* [EXCERPTED DATA]:

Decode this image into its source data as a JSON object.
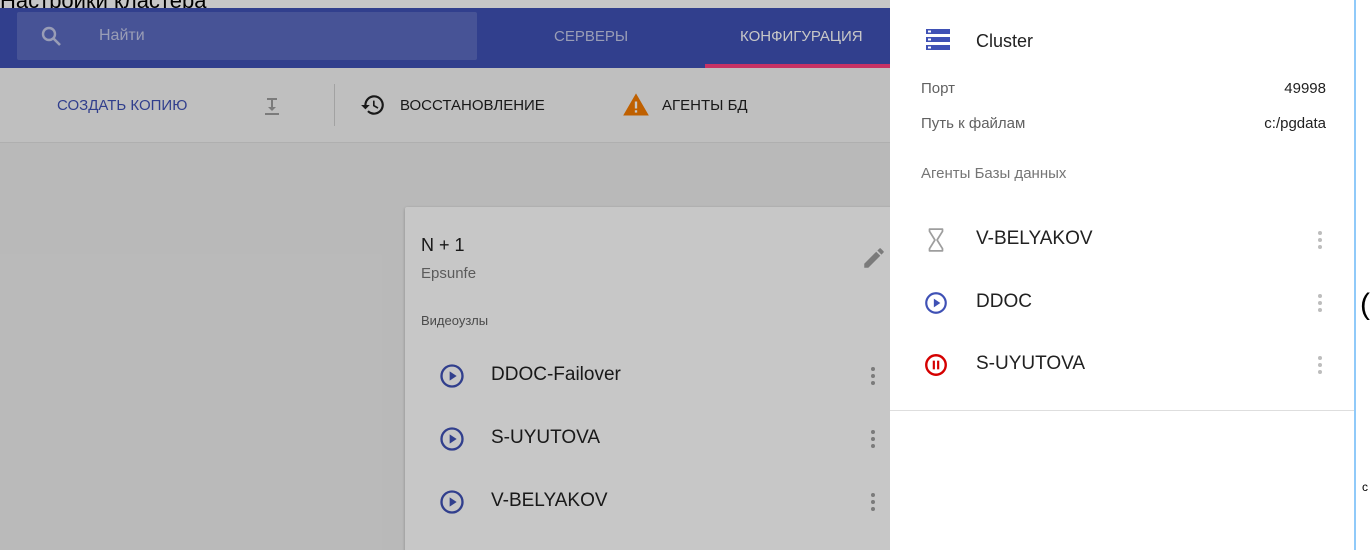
{
  "top_cut_text": "Настройки кластера",
  "navbar": {
    "search_placeholder": "Найти",
    "tabs": [
      {
        "label": "СЕРВЕРЫ",
        "active": false
      },
      {
        "label": "КОНФИГУРАЦИЯ",
        "active": true
      }
    ]
  },
  "toolbar": {
    "copy_label": "СОЗДАТЬ КОПИЮ",
    "download_icon": "download-icon",
    "restore_label": "ВОССТАНОВЛЕНИЕ",
    "restore_icon": "history-icon",
    "agents_label": "АГЕНТЫ БД",
    "agents_icon": "warning-icon"
  },
  "card": {
    "title": "N + 1",
    "subtitle": "Epsunfe",
    "section_label": "Видеоузлы",
    "nodes": [
      {
        "label": "DDOC-Failover",
        "icon": "play-circle-icon"
      },
      {
        "label": "S-UYUTOVA",
        "icon": "play-circle-icon"
      },
      {
        "label": "V-BELYAKOV",
        "icon": "play-circle-icon"
      }
    ]
  },
  "panel": {
    "title": "Cluster",
    "icon": "storage-icon",
    "properties": [
      {
        "key": "Порт",
        "value": "49998"
      },
      {
        "key": "Путь к файлам",
        "value": "c:/pgdata"
      }
    ],
    "agents_header": "Агенты Базы данных",
    "agents": [
      {
        "label": "V-BELYAKOV",
        "status": "pending",
        "icon": "hourglass-icon"
      },
      {
        "label": "DDOC",
        "status": "running",
        "icon": "play-circle-icon"
      },
      {
        "label": "S-UYUTOVA",
        "status": "paused",
        "icon": "pause-circle-icon"
      }
    ]
  },
  "colors": {
    "navbar": "#3f51b5",
    "accent": "#ff4081",
    "running": "#3f51b5",
    "paused": "#d50000",
    "warning": "#f57c00"
  },
  "edge": {
    "glyph": "(",
    "small": "c"
  }
}
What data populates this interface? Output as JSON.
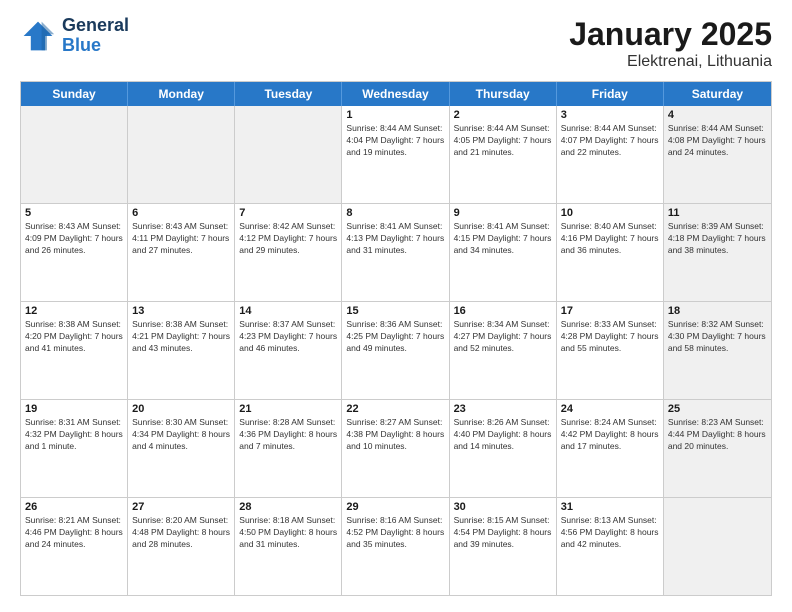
{
  "logo": {
    "line1": "General",
    "line2": "Blue"
  },
  "title": "January 2025",
  "location": "Elektrenai, Lithuania",
  "days_of_week": [
    "Sunday",
    "Monday",
    "Tuesday",
    "Wednesday",
    "Thursday",
    "Friday",
    "Saturday"
  ],
  "weeks": [
    [
      {
        "day": "",
        "info": "",
        "shaded": true
      },
      {
        "day": "",
        "info": "",
        "shaded": true
      },
      {
        "day": "",
        "info": "",
        "shaded": true
      },
      {
        "day": "1",
        "info": "Sunrise: 8:44 AM\nSunset: 4:04 PM\nDaylight: 7 hours\nand 19 minutes.",
        "shaded": false
      },
      {
        "day": "2",
        "info": "Sunrise: 8:44 AM\nSunset: 4:05 PM\nDaylight: 7 hours\nand 21 minutes.",
        "shaded": false
      },
      {
        "day": "3",
        "info": "Sunrise: 8:44 AM\nSunset: 4:07 PM\nDaylight: 7 hours\nand 22 minutes.",
        "shaded": false
      },
      {
        "day": "4",
        "info": "Sunrise: 8:44 AM\nSunset: 4:08 PM\nDaylight: 7 hours\nand 24 minutes.",
        "shaded": true
      }
    ],
    [
      {
        "day": "5",
        "info": "Sunrise: 8:43 AM\nSunset: 4:09 PM\nDaylight: 7 hours\nand 26 minutes.",
        "shaded": false
      },
      {
        "day": "6",
        "info": "Sunrise: 8:43 AM\nSunset: 4:11 PM\nDaylight: 7 hours\nand 27 minutes.",
        "shaded": false
      },
      {
        "day": "7",
        "info": "Sunrise: 8:42 AM\nSunset: 4:12 PM\nDaylight: 7 hours\nand 29 minutes.",
        "shaded": false
      },
      {
        "day": "8",
        "info": "Sunrise: 8:41 AM\nSunset: 4:13 PM\nDaylight: 7 hours\nand 31 minutes.",
        "shaded": false
      },
      {
        "day": "9",
        "info": "Sunrise: 8:41 AM\nSunset: 4:15 PM\nDaylight: 7 hours\nand 34 minutes.",
        "shaded": false
      },
      {
        "day": "10",
        "info": "Sunrise: 8:40 AM\nSunset: 4:16 PM\nDaylight: 7 hours\nand 36 minutes.",
        "shaded": false
      },
      {
        "day": "11",
        "info": "Sunrise: 8:39 AM\nSunset: 4:18 PM\nDaylight: 7 hours\nand 38 minutes.",
        "shaded": true
      }
    ],
    [
      {
        "day": "12",
        "info": "Sunrise: 8:38 AM\nSunset: 4:20 PM\nDaylight: 7 hours\nand 41 minutes.",
        "shaded": false
      },
      {
        "day": "13",
        "info": "Sunrise: 8:38 AM\nSunset: 4:21 PM\nDaylight: 7 hours\nand 43 minutes.",
        "shaded": false
      },
      {
        "day": "14",
        "info": "Sunrise: 8:37 AM\nSunset: 4:23 PM\nDaylight: 7 hours\nand 46 minutes.",
        "shaded": false
      },
      {
        "day": "15",
        "info": "Sunrise: 8:36 AM\nSunset: 4:25 PM\nDaylight: 7 hours\nand 49 minutes.",
        "shaded": false
      },
      {
        "day": "16",
        "info": "Sunrise: 8:34 AM\nSunset: 4:27 PM\nDaylight: 7 hours\nand 52 minutes.",
        "shaded": false
      },
      {
        "day": "17",
        "info": "Sunrise: 8:33 AM\nSunset: 4:28 PM\nDaylight: 7 hours\nand 55 minutes.",
        "shaded": false
      },
      {
        "day": "18",
        "info": "Sunrise: 8:32 AM\nSunset: 4:30 PM\nDaylight: 7 hours\nand 58 minutes.",
        "shaded": true
      }
    ],
    [
      {
        "day": "19",
        "info": "Sunrise: 8:31 AM\nSunset: 4:32 PM\nDaylight: 8 hours\nand 1 minute.",
        "shaded": false
      },
      {
        "day": "20",
        "info": "Sunrise: 8:30 AM\nSunset: 4:34 PM\nDaylight: 8 hours\nand 4 minutes.",
        "shaded": false
      },
      {
        "day": "21",
        "info": "Sunrise: 8:28 AM\nSunset: 4:36 PM\nDaylight: 8 hours\nand 7 minutes.",
        "shaded": false
      },
      {
        "day": "22",
        "info": "Sunrise: 8:27 AM\nSunset: 4:38 PM\nDaylight: 8 hours\nand 10 minutes.",
        "shaded": false
      },
      {
        "day": "23",
        "info": "Sunrise: 8:26 AM\nSunset: 4:40 PM\nDaylight: 8 hours\nand 14 minutes.",
        "shaded": false
      },
      {
        "day": "24",
        "info": "Sunrise: 8:24 AM\nSunset: 4:42 PM\nDaylight: 8 hours\nand 17 minutes.",
        "shaded": false
      },
      {
        "day": "25",
        "info": "Sunrise: 8:23 AM\nSunset: 4:44 PM\nDaylight: 8 hours\nand 20 minutes.",
        "shaded": true
      }
    ],
    [
      {
        "day": "26",
        "info": "Sunrise: 8:21 AM\nSunset: 4:46 PM\nDaylight: 8 hours\nand 24 minutes.",
        "shaded": false
      },
      {
        "day": "27",
        "info": "Sunrise: 8:20 AM\nSunset: 4:48 PM\nDaylight: 8 hours\nand 28 minutes.",
        "shaded": false
      },
      {
        "day": "28",
        "info": "Sunrise: 8:18 AM\nSunset: 4:50 PM\nDaylight: 8 hours\nand 31 minutes.",
        "shaded": false
      },
      {
        "day": "29",
        "info": "Sunrise: 8:16 AM\nSunset: 4:52 PM\nDaylight: 8 hours\nand 35 minutes.",
        "shaded": false
      },
      {
        "day": "30",
        "info": "Sunrise: 8:15 AM\nSunset: 4:54 PM\nDaylight: 8 hours\nand 39 minutes.",
        "shaded": false
      },
      {
        "day": "31",
        "info": "Sunrise: 8:13 AM\nSunset: 4:56 PM\nDaylight: 8 hours\nand 42 minutes.",
        "shaded": false
      },
      {
        "day": "",
        "info": "",
        "shaded": true
      }
    ]
  ]
}
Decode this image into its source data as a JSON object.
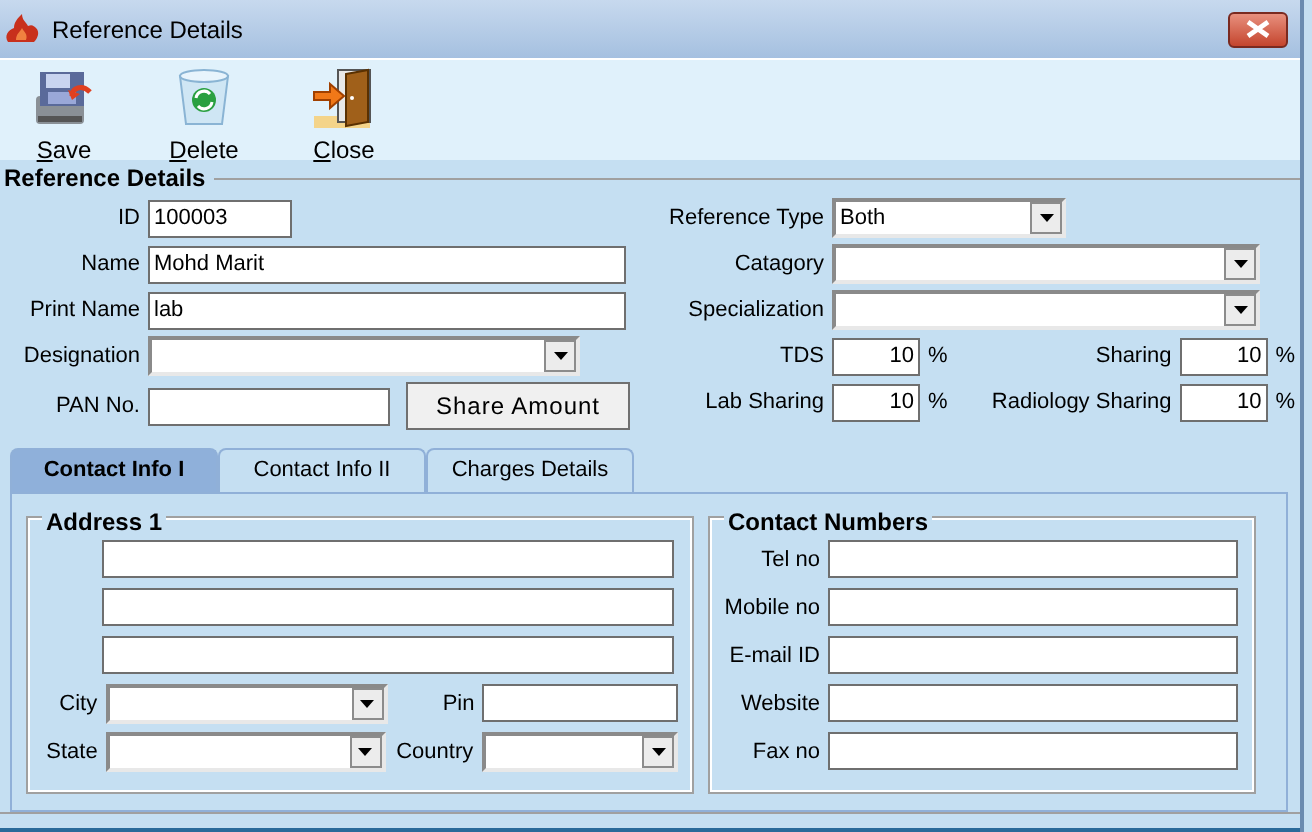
{
  "window": {
    "title": "Reference Details"
  },
  "toolbar": [
    {
      "kind": "save",
      "label": "Save"
    },
    {
      "kind": "delete",
      "label": "Delete"
    },
    {
      "kind": "close",
      "label": "Close"
    }
  ],
  "section_title": "Reference Details",
  "left_fields": [
    {
      "label": "ID",
      "kind": "text",
      "value": "100003"
    },
    {
      "label": "Name",
      "kind": "text",
      "value": "Mohd Marit"
    },
    {
      "label": "Print Name",
      "kind": "text",
      "value": "lab"
    },
    {
      "label": "Designation",
      "kind": "combo"
    },
    {
      "label": "PAN No.",
      "kind": "text"
    }
  ],
  "share_button": "Share Amount",
  "right_fields": [
    {
      "label": "Reference Type",
      "kind": "combo",
      "value": "Both"
    },
    {
      "label": "Catagory",
      "kind": "combo"
    },
    {
      "label": "Specialization",
      "kind": "combo"
    }
  ],
  "percent_rows": [
    [
      {
        "label": "TDS",
        "value": "10",
        "unit": "%"
      },
      {
        "label": "Sharing",
        "value": "10",
        "unit": "%"
      }
    ],
    [
      {
        "label": "Lab Sharing",
        "value": "10",
        "unit": "%"
      },
      {
        "label": "Radiology Sharing",
        "value": "10",
        "unit": "%"
      }
    ]
  ],
  "tabs": [
    {
      "label": "Contact Info I",
      "selected": true
    },
    {
      "label": "Contact Info II",
      "selected": false
    },
    {
      "label": "Charges Details",
      "selected": false
    }
  ],
  "address": {
    "title": "Address 1",
    "lines": [
      {
        "kind": "text"
      },
      {
        "kind": "text"
      },
      {
        "kind": "text"
      }
    ],
    "rows": [
      [
        {
          "label": "City",
          "kind": "combo"
        },
        {
          "label": "Pin",
          "kind": "text"
        }
      ],
      [
        {
          "label": "State",
          "kind": "combo"
        },
        {
          "label": "Country",
          "kind": "combo"
        }
      ]
    ]
  },
  "contact": {
    "title": "Contact Numbers",
    "fields": [
      {
        "label": "Tel no"
      },
      {
        "label": "Mobile no"
      },
      {
        "label": "E-mail ID"
      },
      {
        "label": "Website"
      },
      {
        "label": "Fax no"
      }
    ]
  }
}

* [TASK DETAILS]: Search the entries for the word "Reference", then gather every line that has it.

* [EXPECTED ANSWER]:
    "title": "Reference Details"
  "section_title": "Reference Details",
      "label": "Reference Type",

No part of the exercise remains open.